─── INPUT DATA

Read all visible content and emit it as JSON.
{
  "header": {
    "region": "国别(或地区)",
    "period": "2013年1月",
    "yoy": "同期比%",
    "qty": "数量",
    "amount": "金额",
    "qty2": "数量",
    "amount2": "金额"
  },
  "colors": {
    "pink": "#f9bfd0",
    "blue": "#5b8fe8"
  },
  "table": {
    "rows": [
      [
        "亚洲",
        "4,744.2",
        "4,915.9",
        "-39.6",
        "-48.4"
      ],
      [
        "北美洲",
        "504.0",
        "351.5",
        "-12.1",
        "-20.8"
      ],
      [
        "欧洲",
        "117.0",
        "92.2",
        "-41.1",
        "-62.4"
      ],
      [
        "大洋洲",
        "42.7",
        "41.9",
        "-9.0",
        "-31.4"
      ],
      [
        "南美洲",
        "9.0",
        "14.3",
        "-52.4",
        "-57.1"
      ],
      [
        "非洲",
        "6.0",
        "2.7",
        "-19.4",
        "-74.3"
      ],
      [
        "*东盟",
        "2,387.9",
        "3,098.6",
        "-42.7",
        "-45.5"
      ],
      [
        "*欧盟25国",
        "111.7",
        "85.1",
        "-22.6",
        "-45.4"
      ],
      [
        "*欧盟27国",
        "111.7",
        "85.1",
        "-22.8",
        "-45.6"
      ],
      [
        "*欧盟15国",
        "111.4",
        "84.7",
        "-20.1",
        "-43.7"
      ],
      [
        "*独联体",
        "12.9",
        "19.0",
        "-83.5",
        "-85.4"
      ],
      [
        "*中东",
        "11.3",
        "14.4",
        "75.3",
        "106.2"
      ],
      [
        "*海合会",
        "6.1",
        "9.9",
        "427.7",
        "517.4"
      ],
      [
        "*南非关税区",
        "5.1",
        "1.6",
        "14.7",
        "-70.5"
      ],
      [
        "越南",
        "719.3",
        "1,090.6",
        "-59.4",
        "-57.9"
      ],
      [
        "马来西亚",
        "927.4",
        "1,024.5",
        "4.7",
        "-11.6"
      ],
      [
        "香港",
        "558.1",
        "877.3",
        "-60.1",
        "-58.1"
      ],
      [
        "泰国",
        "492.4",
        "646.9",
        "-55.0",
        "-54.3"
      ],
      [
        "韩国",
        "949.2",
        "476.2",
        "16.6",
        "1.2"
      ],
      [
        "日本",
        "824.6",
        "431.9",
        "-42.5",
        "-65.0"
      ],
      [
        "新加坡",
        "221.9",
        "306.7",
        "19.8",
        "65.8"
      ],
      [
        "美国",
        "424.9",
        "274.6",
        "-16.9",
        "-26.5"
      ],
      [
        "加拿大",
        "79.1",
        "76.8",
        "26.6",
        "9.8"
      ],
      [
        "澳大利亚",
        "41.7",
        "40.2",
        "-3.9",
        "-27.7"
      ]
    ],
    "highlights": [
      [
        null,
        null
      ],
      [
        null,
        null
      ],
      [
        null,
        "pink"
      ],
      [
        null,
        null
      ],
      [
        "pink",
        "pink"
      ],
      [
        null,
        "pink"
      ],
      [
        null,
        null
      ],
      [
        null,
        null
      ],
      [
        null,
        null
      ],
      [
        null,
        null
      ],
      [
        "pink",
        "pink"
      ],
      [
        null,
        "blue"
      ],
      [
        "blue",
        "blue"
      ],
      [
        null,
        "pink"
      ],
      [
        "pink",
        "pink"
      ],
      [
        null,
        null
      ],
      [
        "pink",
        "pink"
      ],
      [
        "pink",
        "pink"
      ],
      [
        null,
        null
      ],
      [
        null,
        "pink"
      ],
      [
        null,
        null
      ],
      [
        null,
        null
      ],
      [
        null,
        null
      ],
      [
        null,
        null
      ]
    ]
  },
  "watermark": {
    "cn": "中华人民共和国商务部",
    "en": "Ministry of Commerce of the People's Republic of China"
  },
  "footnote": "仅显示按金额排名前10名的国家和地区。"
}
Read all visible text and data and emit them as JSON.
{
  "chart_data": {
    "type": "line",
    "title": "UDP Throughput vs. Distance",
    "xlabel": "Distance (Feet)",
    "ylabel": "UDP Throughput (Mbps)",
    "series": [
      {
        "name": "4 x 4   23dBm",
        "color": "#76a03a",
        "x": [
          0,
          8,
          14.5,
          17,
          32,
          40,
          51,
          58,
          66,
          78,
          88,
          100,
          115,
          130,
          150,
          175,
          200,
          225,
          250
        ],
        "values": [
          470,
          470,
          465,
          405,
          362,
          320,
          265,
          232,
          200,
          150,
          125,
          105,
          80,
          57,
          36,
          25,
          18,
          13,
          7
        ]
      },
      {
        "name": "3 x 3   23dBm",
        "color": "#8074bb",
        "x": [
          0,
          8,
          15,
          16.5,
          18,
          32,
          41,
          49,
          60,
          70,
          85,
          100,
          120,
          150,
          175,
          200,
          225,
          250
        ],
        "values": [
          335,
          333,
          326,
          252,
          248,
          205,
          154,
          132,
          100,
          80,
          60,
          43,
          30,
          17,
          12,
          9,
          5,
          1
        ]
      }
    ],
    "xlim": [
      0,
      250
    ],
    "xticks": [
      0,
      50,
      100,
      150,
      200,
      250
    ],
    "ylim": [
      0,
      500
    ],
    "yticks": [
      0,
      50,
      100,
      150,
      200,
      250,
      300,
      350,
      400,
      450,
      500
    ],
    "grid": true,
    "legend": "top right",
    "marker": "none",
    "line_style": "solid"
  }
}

──────

• _AIM_: Transcribe the material exactly as it reads.

• _ANSWER TO THE PROBLEM_:
Read all visible content and emit it as JSON.
{
  "header": {
    "region": "国别(或地区)",
    "period": "2013年1月",
    "yoy": "同期比%",
    "qty": "数量",
    "amount": "金额",
    "qty2": "数量",
    "amount2": "金额"
  },
  "colors": {
    "pink": "#f9bfd0",
    "blue": "#5b8fe8"
  },
  "table": {
    "rows": [
      [
        "亚洲",
        "4,744.2",
        "4,915.9",
        "-39.6",
        "-48.4"
      ],
      [
        "北美洲",
        "504.0",
        "351.5",
        "-12.1",
        "-20.8"
      ],
      [
        "欧洲",
        "117.0",
        "92.2",
        "-41.1",
        "-62.4"
      ],
      [
        "大洋洲",
        "42.7",
        "41.9",
        "-9.0",
        "-31.4"
      ],
      [
        "南美洲",
        "9.0",
        "14.3",
        "-52.4",
        "-57.1"
      ],
      [
        "非洲",
        "6.0",
        "2.7",
        "-19.4",
        "-74.3"
      ],
      [
        "*东盟",
        "2,387.9",
        "3,098.6",
        "-42.7",
        "-45.5"
      ],
      [
        "*欧盟25国",
        "111.7",
        "85.1",
        "-22.6",
        "-45.4"
      ],
      [
        "*欧盟27国",
        "111.7",
        "85.1",
        "-22.8",
        "-45.6"
      ],
      [
        "*欧盟15国",
        "111.4",
        "84.7",
        "-20.1",
        "-43.7"
      ],
      [
        "*独联体",
        "12.9",
        "19.0",
        "-83.5",
        "-85.4"
      ],
      [
        "*中东",
        "11.3",
        "14.4",
        "75.3",
        "106.2"
      ],
      [
        "*海合会",
        "6.1",
        "9.9",
        "427.7",
        "517.4"
      ],
      [
        "*南非关税区",
        "5.1",
        "1.6",
        "14.7",
        "-70.5"
      ],
      [
        "越南",
        "719.3",
        "1,090.6",
        "-59.4",
        "-57.9"
      ],
      [
        "马来西亚",
        "927.4",
        "1,024.5",
        "4.7",
        "-11.6"
      ],
      [
        "香港",
        "558.1",
        "877.3",
        "-60.1",
        "-58.1"
      ],
      [
        "泰国",
        "492.4",
        "646.9",
        "-55.0",
        "-54.3"
      ],
      [
        "韩国",
        "949.2",
        "476.2",
        "16.6",
        "1.2"
      ],
      [
        "日本",
        "824.6",
        "431.9",
        "-42.5",
        "-65.0"
      ],
      [
        "新加坡",
        "221.9",
        "306.7",
        "19.8",
        "65.8"
      ],
      [
        "美国",
        "424.9",
        "274.6",
        "-16.9",
        "-26.5"
      ],
      [
        "加拿大",
        "79.1",
        "76.8",
        "26.6",
        "9.8"
      ],
      [
        "澳大利亚",
        "41.7",
        "40.2",
        "-3.9",
        "-27.7"
      ]
    ],
    "highlights": [
      [
        null,
        null
      ],
      [
        null,
        null
      ],
      [
        null,
        "pink"
      ],
      [
        null,
        null
      ],
      [
        "pink",
        "pink"
      ],
      [
        null,
        "pink"
      ],
      [
        null,
        null
      ],
      [
        null,
        null
      ],
      [
        null,
        null
      ],
      [
        null,
        null
      ],
      [
        "pink",
        "pink"
      ],
      [
        null,
        "blue"
      ],
      [
        "blue",
        "blue"
      ],
      [
        null,
        "pink"
      ],
      [
        "pink",
        "pink"
      ],
      [
        null,
        null
      ],
      [
        "pink",
        "pink"
      ],
      [
        "pink",
        "pink"
      ],
      [
        null,
        null
      ],
      [
        null,
        "pink"
      ],
      [
        null,
        null
      ],
      [
        null,
        null
      ],
      [
        null,
        null
      ],
      [
        null,
        null
      ]
    ]
  },
  "watermark": {
    "cn": "中华人民共和国商务部",
    "en": "Ministry of Commerce of the People's Republic of China"
  },
  "footnote": "仅显示按金额排名前10名的国家和地区。"
}
Read all visible text and data and emit them as JSON.
{
  "chart_data": {
    "type": "line",
    "title": "UDP Throughput vs. Distance",
    "xlabel": "Distance (Feet)",
    "ylabel": "UDP Throughput (Mbps)",
    "series": [
      {
        "name": "4 x 4   23dBm",
        "color": "#76a03a",
        "x": [
          0,
          8,
          14.5,
          17,
          32,
          40,
          51,
          58,
          66,
          78,
          88,
          100,
          115,
          130,
          150,
          175,
          200,
          225,
          250
        ],
        "values": [
          470,
          470,
          465,
          405,
          362,
          320,
          265,
          232,
          200,
          150,
          125,
          105,
          80,
          57,
          36,
          25,
          18,
          13,
          7
        ]
      },
      {
        "name": "3 x 3   23dBm",
        "color": "#8074bb",
        "x": [
          0,
          8,
          15,
          16.5,
          18,
          32,
          41,
          49,
          60,
          70,
          85,
          100,
          120,
          150,
          175,
          200,
          225,
          250
        ],
        "values": [
          335,
          333,
          326,
          252,
          248,
          205,
          154,
          132,
          100,
          80,
          60,
          43,
          30,
          17,
          12,
          9,
          5,
          1
        ]
      }
    ],
    "xlim": [
      0,
      250
    ],
    "xticks": [
      0,
      50,
      100,
      150,
      200,
      250
    ],
    "ylim": [
      0,
      500
    ],
    "yticks": [
      0,
      50,
      100,
      150,
      200,
      250,
      300,
      350,
      400,
      450,
      500
    ],
    "grid": true,
    "legend": "top right",
    "marker": "none",
    "line_style": "solid"
  }
}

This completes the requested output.